--- BEGIN ---
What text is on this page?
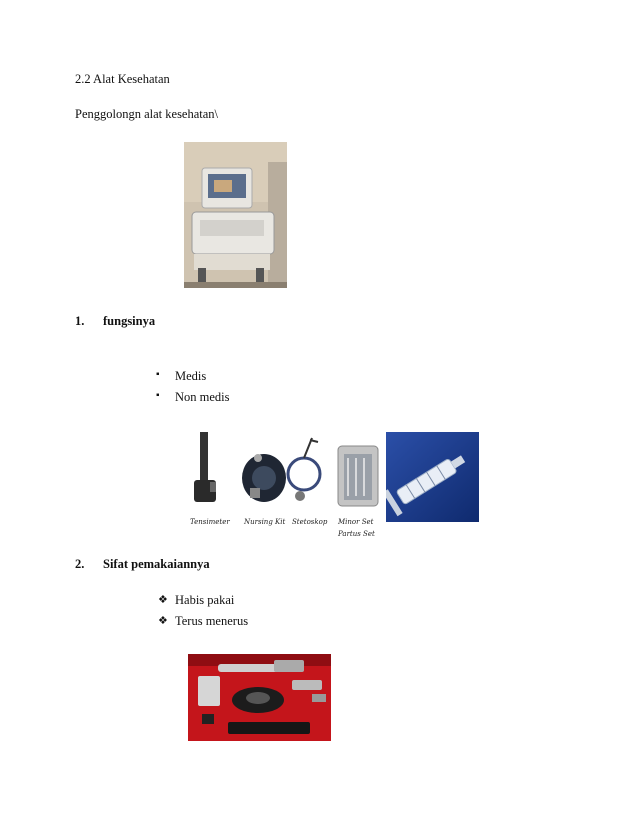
2.2 Alat Kesehatan
Penggolongn alat kesehatan\
1. fungsinya
▪ Medis
▪ Non medis
Tensimeter Nursing Kit Stetoskop Minor Set
Partus Set
2. Sifat pemakaiannya
❖ Habis pakai
❖ Terus menerus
--- END ---
#### [Aim]
Reproduce the entries above word for word. Pictures stay out.

#### [Task output]
What text is on this page?
2.2 Alat Kesehatan
Penggolongn alat kesehatan\
1. fungsinya
▪ Medis
▪ Non medis
Tensimeter Nursing Kit Stetoskop Minor Set
Partus Set
2. Sifat pemakaiannya
❖ Habis pakai
❖ Terus menerus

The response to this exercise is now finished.